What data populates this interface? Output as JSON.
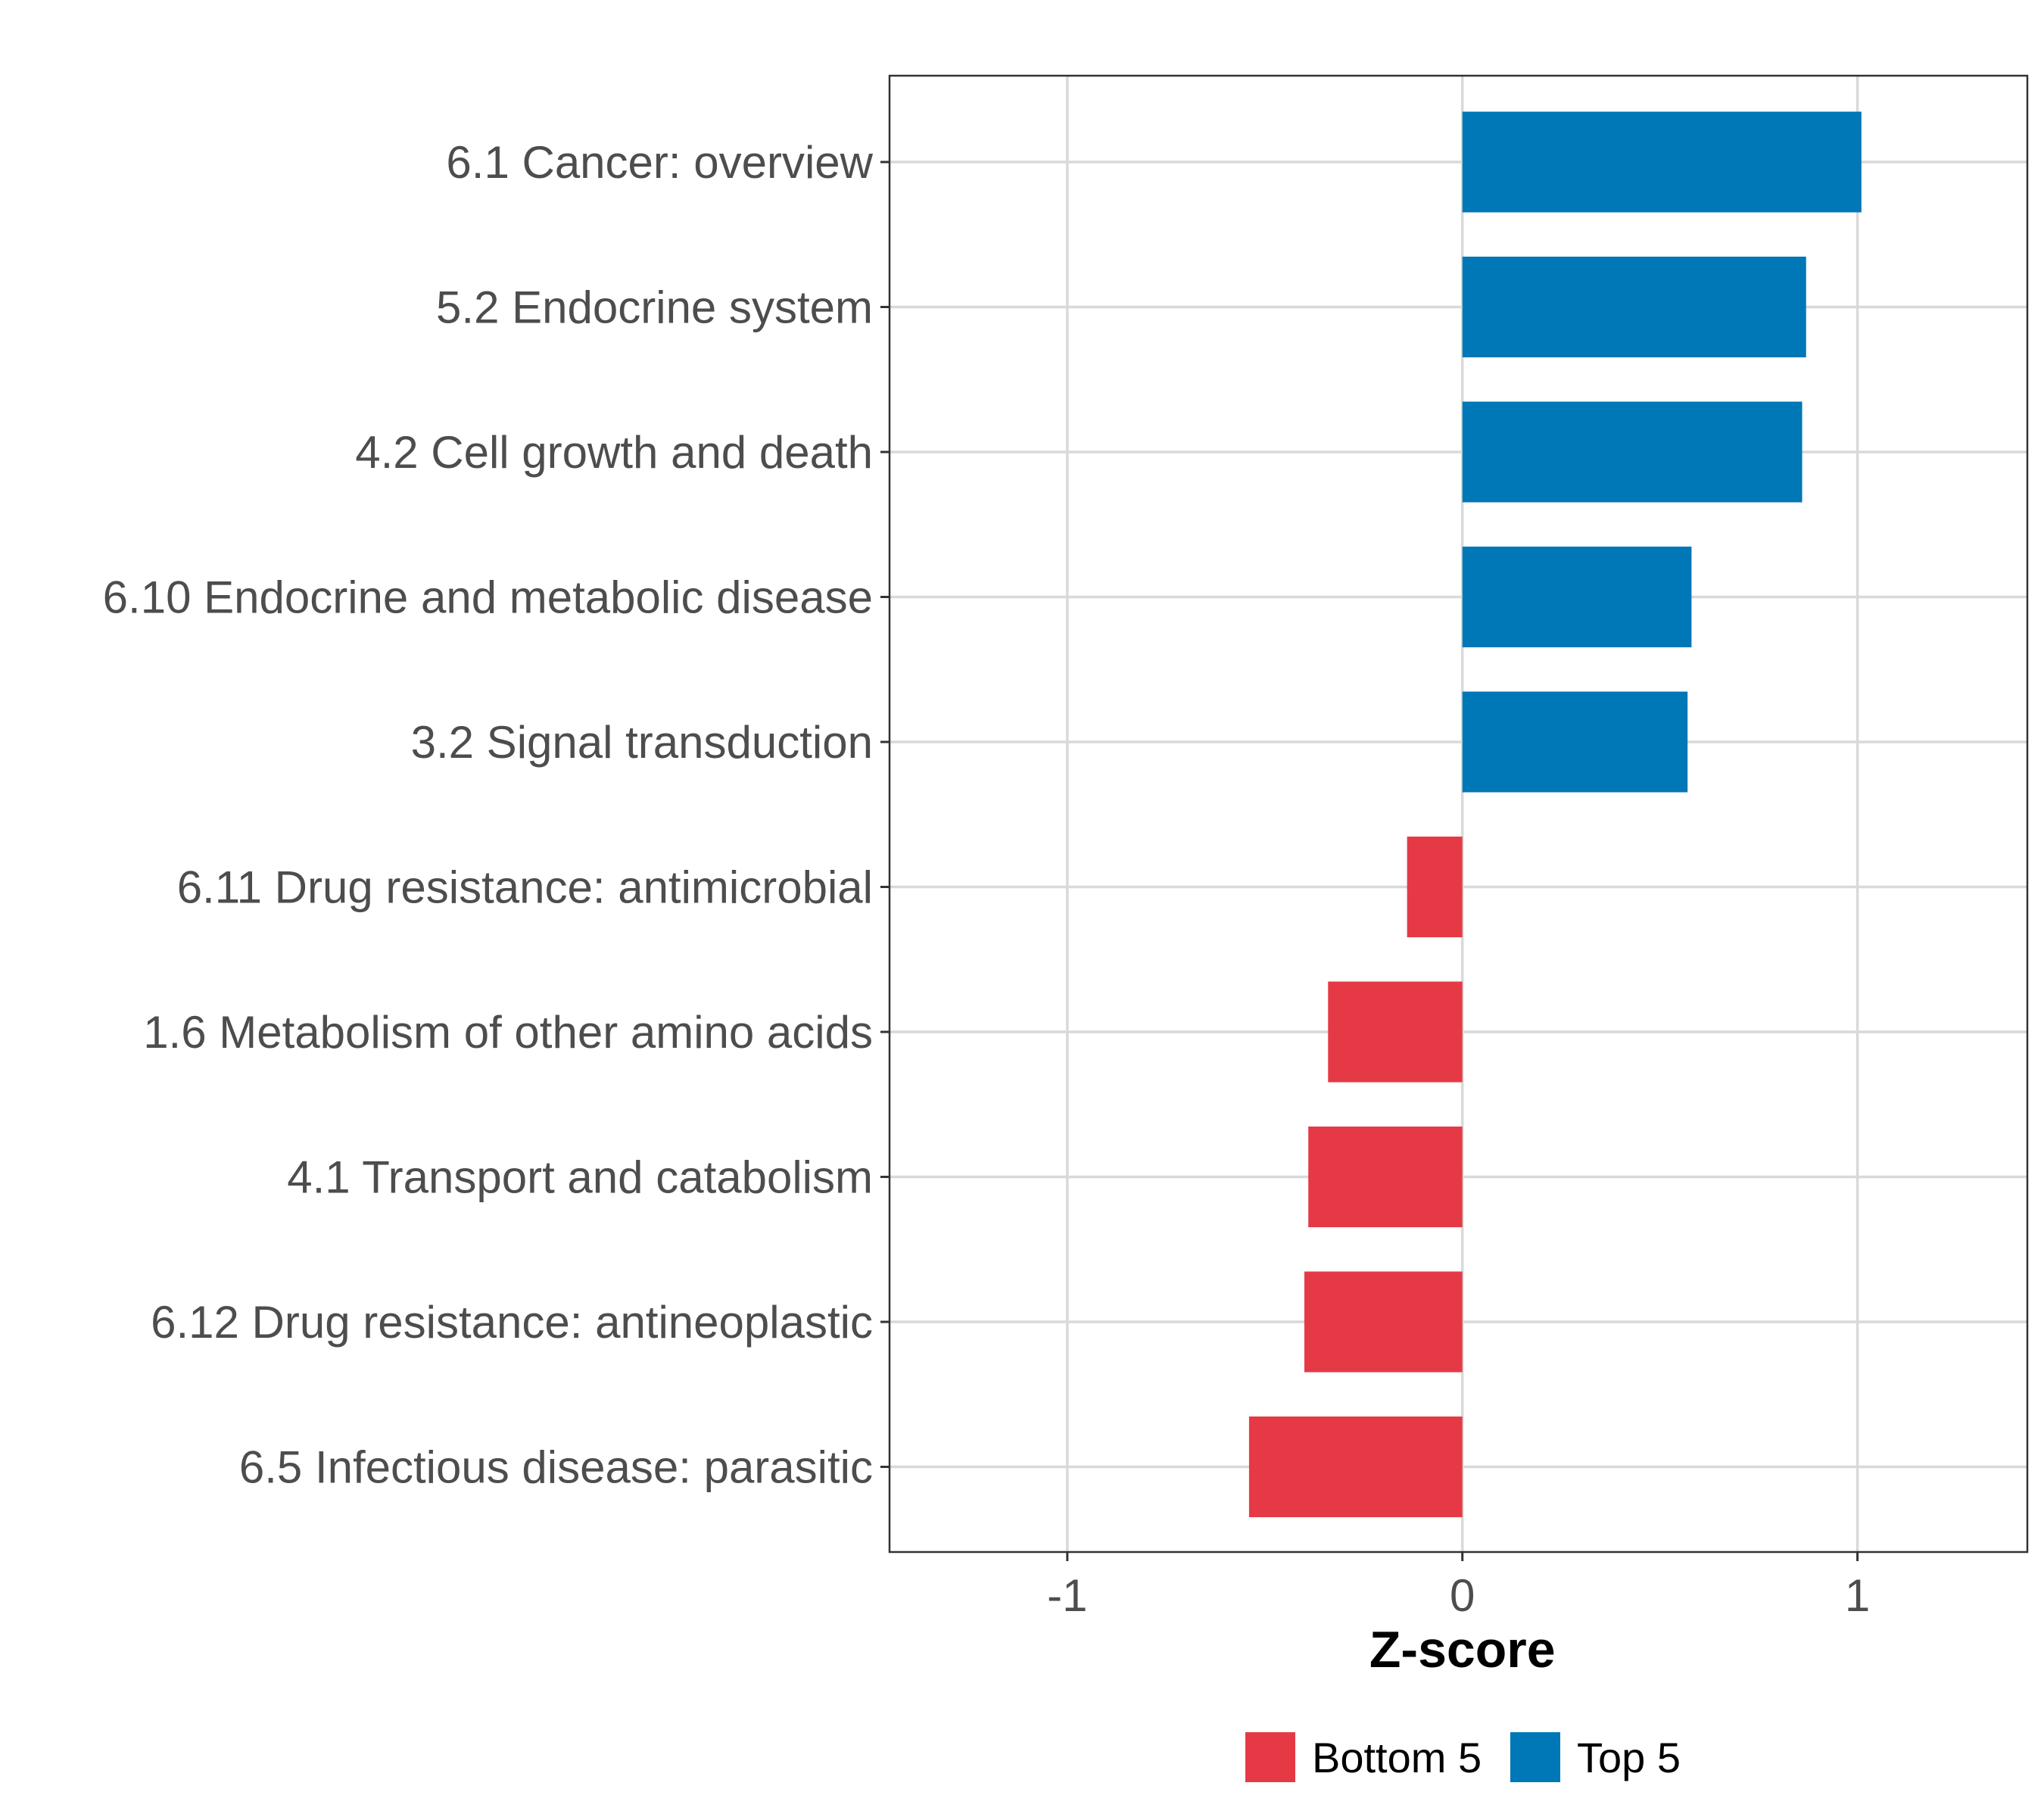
{
  "chart_data": {
    "type": "bar",
    "orientation": "horizontal",
    "title": "",
    "xlabel": "Z-score",
    "ylabel": "",
    "xlim": [
      -1.45,
      1.43
    ],
    "x_ticks": [
      -1,
      0,
      1
    ],
    "x_tick_labels": [
      "-1",
      "0",
      "1"
    ],
    "grid": true,
    "legend_position": "bottom",
    "categories": [
      "6.1 Cancer: overview",
      "5.2 Endocrine system",
      "4.2 Cell growth and death",
      "6.10 Endocrine and metabolic disease",
      "3.2 Signal transduction",
      "6.11 Drug resistance: antimicrobial",
      "1.6 Metabolism of other amino acids",
      "4.1 Transport and catabolism",
      "6.12 Drug resistance: antineoplastic",
      "6.5 Infectious disease: parasitic"
    ],
    "values": [
      1.01,
      0.87,
      0.86,
      0.58,
      0.57,
      -0.14,
      -0.34,
      -0.39,
      -0.4,
      -0.54
    ],
    "groups": [
      "Top 5",
      "Top 5",
      "Top 5",
      "Top 5",
      "Top 5",
      "Bottom 5",
      "Bottom 5",
      "Bottom 5",
      "Bottom 5",
      "Bottom 5"
    ],
    "legend": [
      {
        "name": "Bottom 5",
        "color": "#e63946"
      },
      {
        "name": "Top 5",
        "color": "#0077b6"
      }
    ],
    "colors": {
      "Top 5": "#0077b6",
      "Bottom 5": "#e63946",
      "grid": "#d9d9d9",
      "frame": "#333333"
    }
  }
}
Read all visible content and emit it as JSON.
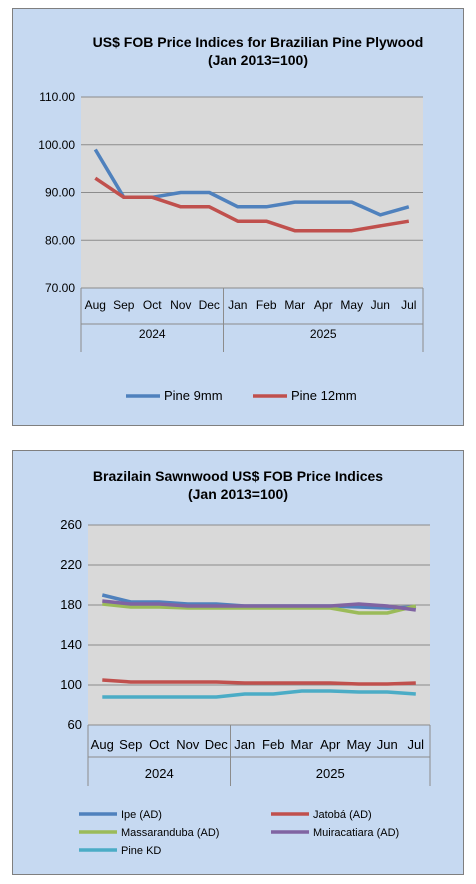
{
  "chart_data": [
    {
      "type": "line",
      "title": "US$ FOB Price Indices for Brazilian  Pine Plywood",
      "subtitle": "(Jan 2013=100)",
      "categories": [
        "Aug",
        "Sep",
        "Oct",
        "Nov",
        "Dec",
        "Jan",
        "Feb",
        "Mar",
        "Apr",
        "May",
        "Jun",
        "Jul"
      ],
      "year_groups": [
        {
          "label": "2024",
          "count": 5
        },
        {
          "label": "2025",
          "count": 7
        }
      ],
      "ylim": [
        70,
        110
      ],
      "yticks": [
        "70.00",
        "80.00",
        "90.00",
        "100.00",
        "110.00"
      ],
      "grid": true,
      "legend_position": "bottom",
      "series": [
        {
          "name": "Pine 9mm",
          "color": "#4f81bd",
          "values": [
            99,
            89,
            89,
            90,
            90,
            87,
            87,
            88,
            88,
            88,
            85.3,
            87
          ]
        },
        {
          "name": "Pine 12mm",
          "color": "#c0504d",
          "values": [
            93,
            89,
            89,
            87,
            87,
            84,
            84,
            82,
            82,
            82,
            83,
            84
          ]
        }
      ]
    },
    {
      "type": "line",
      "title": "Brazilain Sawnwood US$ FOB Price Indices",
      "subtitle": "(Jan 2013=100)",
      "categories": [
        "Aug",
        "Sep",
        "Oct",
        "Nov",
        "Dec",
        "Jan",
        "Feb",
        "Mar",
        "Apr",
        "May",
        "Jun",
        "Jul"
      ],
      "year_groups": [
        {
          "label": "2024",
          "count": 5
        },
        {
          "label": "2025",
          "count": 7
        }
      ],
      "ylim": [
        60,
        260
      ],
      "yticks": [
        "60",
        "100",
        "140",
        "180",
        "220",
        "260"
      ],
      "grid": true,
      "legend_position": "bottom",
      "series": [
        {
          "name": "Ipe (AD)",
          "color": "#4f81bd",
          "values": [
            190,
            183,
            183,
            181,
            181,
            179,
            179,
            179,
            179,
            178,
            177,
            178
          ]
        },
        {
          "name": "Jatobá (AD)",
          "color": "#c0504d",
          "values": [
            105,
            103,
            103,
            103,
            103,
            102,
            102,
            102,
            102,
            101,
            101,
            102
          ]
        },
        {
          "name": "Massaranduba (AD)",
          "color": "#9bbb59",
          "values": [
            181,
            178,
            178,
            177,
            177,
            177,
            177,
            177,
            177,
            172,
            172,
            179
          ]
        },
        {
          "name": "Muiracatiara (AD)",
          "color": "#8064a2",
          "values": [
            184,
            181,
            181,
            179,
            179,
            179,
            179,
            179,
            179,
            181,
            179,
            175
          ]
        },
        {
          "name": "Pine KD",
          "color": "#4bacc6",
          "values": [
            88,
            88,
            88,
            88,
            88,
            91,
            91,
            94,
            94,
            93,
            93,
            91
          ]
        }
      ]
    }
  ]
}
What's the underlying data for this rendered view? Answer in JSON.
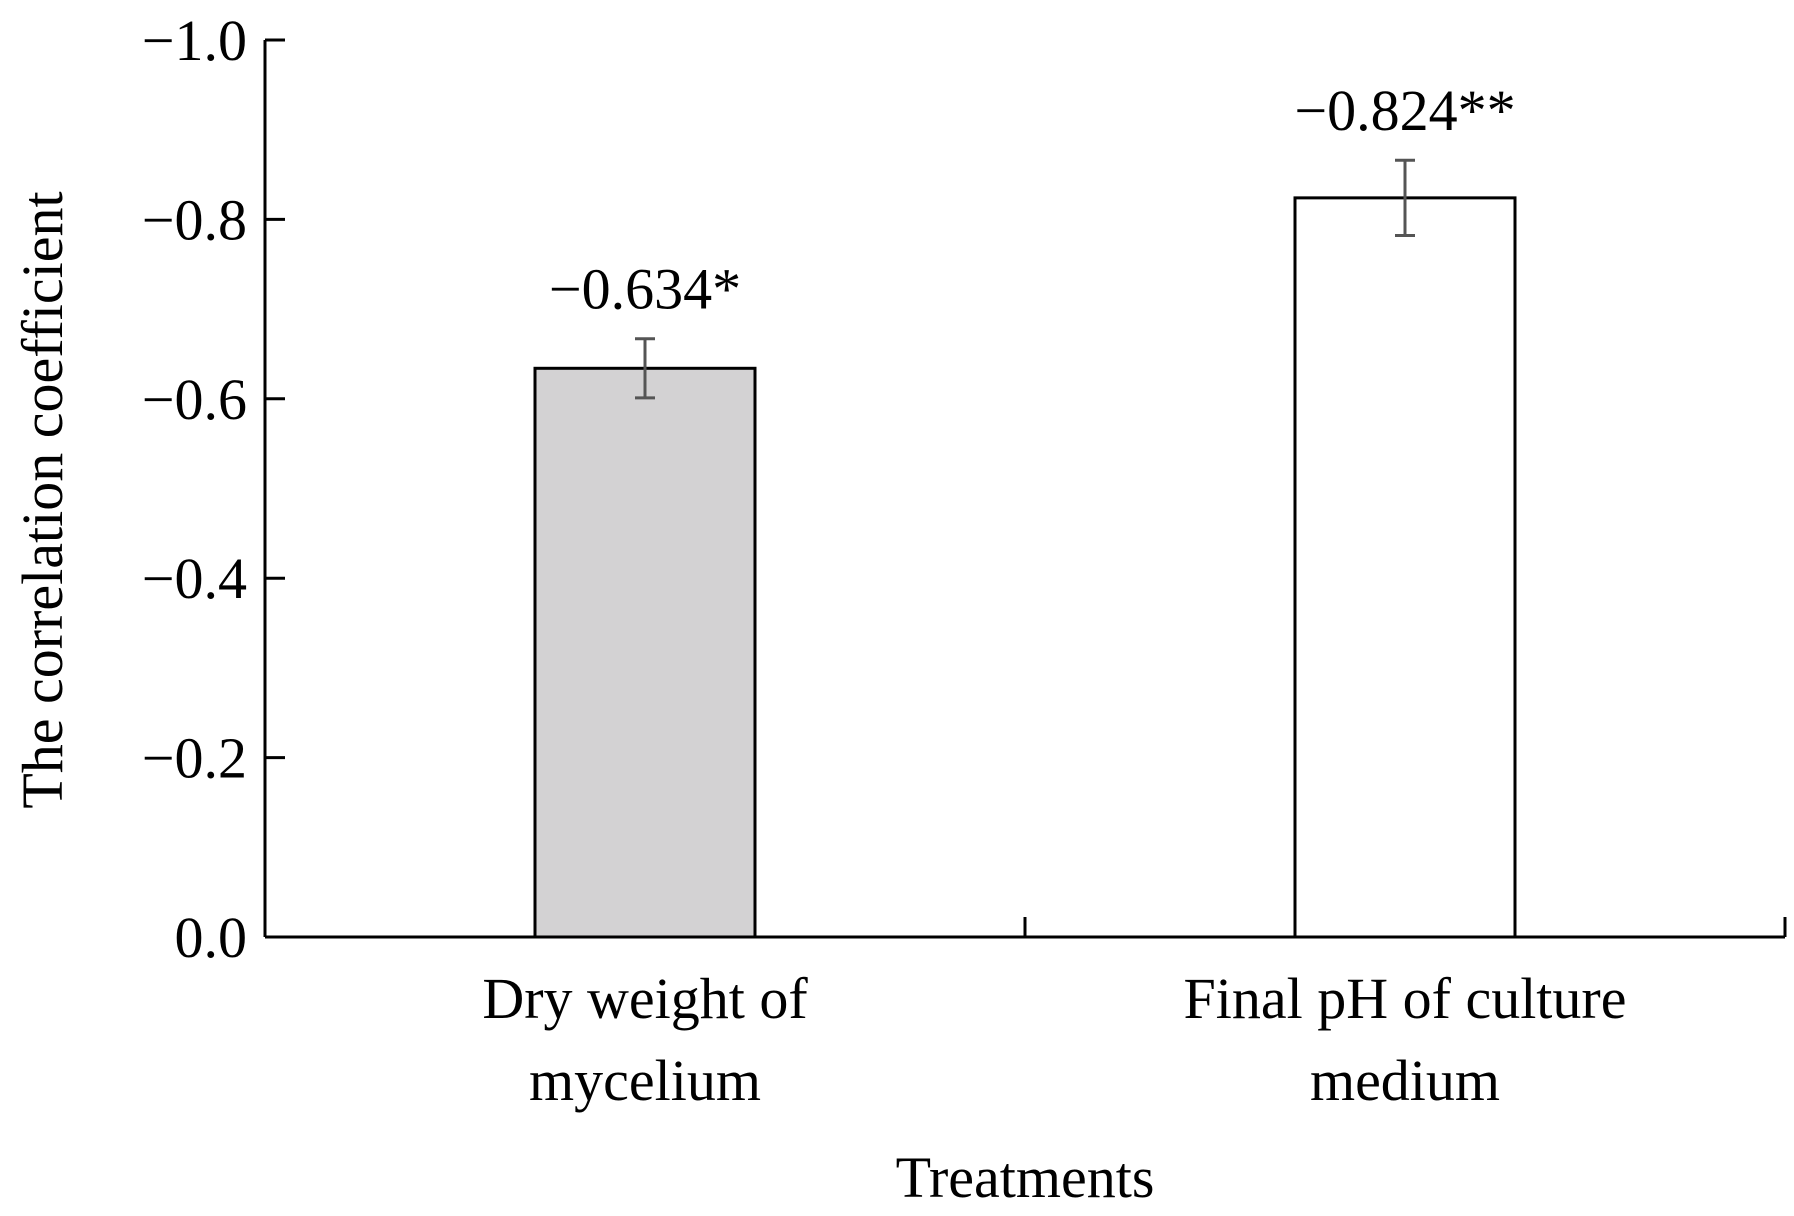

REQUIRED TASK: Reproduce all of the entries word for word, skipping any pictures they hold.

FINAL RESULT:
What data populates this interface? Output as JSON.
{
  "chart_data": {
    "type": "bar",
    "orientation": "horizontal",
    "title": "",
    "xlabel": "Z-score",
    "ylabel": "",
    "xlim": [
      -1.45,
      1.43
    ],
    "x_ticks": [
      -1,
      0,
      1
    ],
    "x_tick_labels": [
      "-1",
      "0",
      "1"
    ],
    "grid": true,
    "legend_position": "bottom",
    "categories": [
      "6.1 Cancer: overview",
      "5.2 Endocrine system",
      "4.2 Cell growth and death",
      "6.10 Endocrine and metabolic disease",
      "3.2 Signal transduction",
      "6.11 Drug resistance: antimicrobial",
      "1.6 Metabolism of other amino acids",
      "4.1 Transport and catabolism",
      "6.12 Drug resistance: antineoplastic",
      "6.5 Infectious disease: parasitic"
    ],
    "values": [
      1.01,
      0.87,
      0.86,
      0.58,
      0.57,
      -0.14,
      -0.34,
      -0.39,
      -0.4,
      -0.54
    ],
    "groups": [
      "Top 5",
      "Top 5",
      "Top 5",
      "Top 5",
      "Top 5",
      "Bottom 5",
      "Bottom 5",
      "Bottom 5",
      "Bottom 5",
      "Bottom 5"
    ],
    "legend": [
      {
        "name": "Bottom 5",
        "color": "#e63946"
      },
      {
        "name": "Top 5",
        "color": "#0077b6"
      }
    ],
    "colors": {
      "Top 5": "#0077b6",
      "Bottom 5": "#e63946",
      "grid": "#d9d9d9",
      "frame": "#333333"
    }
  }
}
Read all visible content and emit it as JSON.
{
  "chart_data": [
    {
      "type": "line",
      "title": "US$ FOB Price Indices for Brazilian  Pine Plywood",
      "subtitle": "(Jan 2013=100)",
      "categories": [
        "Aug",
        "Sep",
        "Oct",
        "Nov",
        "Dec",
        "Jan",
        "Feb",
        "Mar",
        "Apr",
        "May",
        "Jun",
        "Jul"
      ],
      "year_groups": [
        {
          "label": "2024",
          "count": 5
        },
        {
          "label": "2025",
          "count": 7
        }
      ],
      "ylim": [
        70,
        110
      ],
      "yticks": [
        "70.00",
        "80.00",
        "90.00",
        "100.00",
        "110.00"
      ],
      "grid": true,
      "legend_position": "bottom",
      "series": [
        {
          "name": "Pine 9mm",
          "color": "#4f81bd",
          "values": [
            99,
            89,
            89,
            90,
            90,
            87,
            87,
            88,
            88,
            88,
            85.3,
            87
          ]
        },
        {
          "name": "Pine 12mm",
          "color": "#c0504d",
          "values": [
            93,
            89,
            89,
            87,
            87,
            84,
            84,
            82,
            82,
            82,
            83,
            84
          ]
        }
      ]
    },
    {
      "type": "line",
      "title": "Brazilain Sawnwood US$ FOB Price Indices",
      "subtitle": "(Jan 2013=100)",
      "categories": [
        "Aug",
        "Sep",
        "Oct",
        "Nov",
        "Dec",
        "Jan",
        "Feb",
        "Mar",
        "Apr",
        "May",
        "Jun",
        "Jul"
      ],
      "year_groups": [
        {
          "label": "2024",
          "count": 5
        },
        {
          "label": "2025",
          "count": 7
        }
      ],
      "ylim": [
        60,
        260
      ],
      "yticks": [
        "60",
        "100",
        "140",
        "180",
        "220",
        "260"
      ],
      "grid": true,
      "legend_position": "bottom",
      "series": [
        {
          "name": "Ipe (AD)",
          "color": "#4f81bd",
          "values": [
            190,
            183,
            183,
            181,
            181,
            179,
            179,
            179,
            179,
            178,
            177,
            178
          ]
        },
        {
          "name": "Jatobá (AD)",
          "color": "#c0504d",
          "values": [
            105,
            103,
            103,
            103,
            103,
            102,
            102,
            102,
            102,
            101,
            101,
            102
          ]
        },
        {
          "name": "Massaranduba (AD)",
          "color": "#9bbb59",
          "values": [
            181,
            178,
            178,
            177,
            177,
            177,
            177,
            177,
            177,
            172,
            172,
            179
          ]
        },
        {
          "name": "Muiracatiara (AD)",
          "color": "#8064a2",
          "values": [
            184,
            181,
            181,
            179,
            179,
            179,
            179,
            179,
            179,
            181,
            179,
            175
          ]
        },
        {
          "name": "Pine KD",
          "color": "#4bacc6",
          "values": [
            88,
            88,
            88,
            88,
            88,
            91,
            91,
            94,
            94,
            93,
            93,
            91
          ]
        }
      ]
    }
  ]
}
What's the underlying data for this rendered view? Answer in JSON.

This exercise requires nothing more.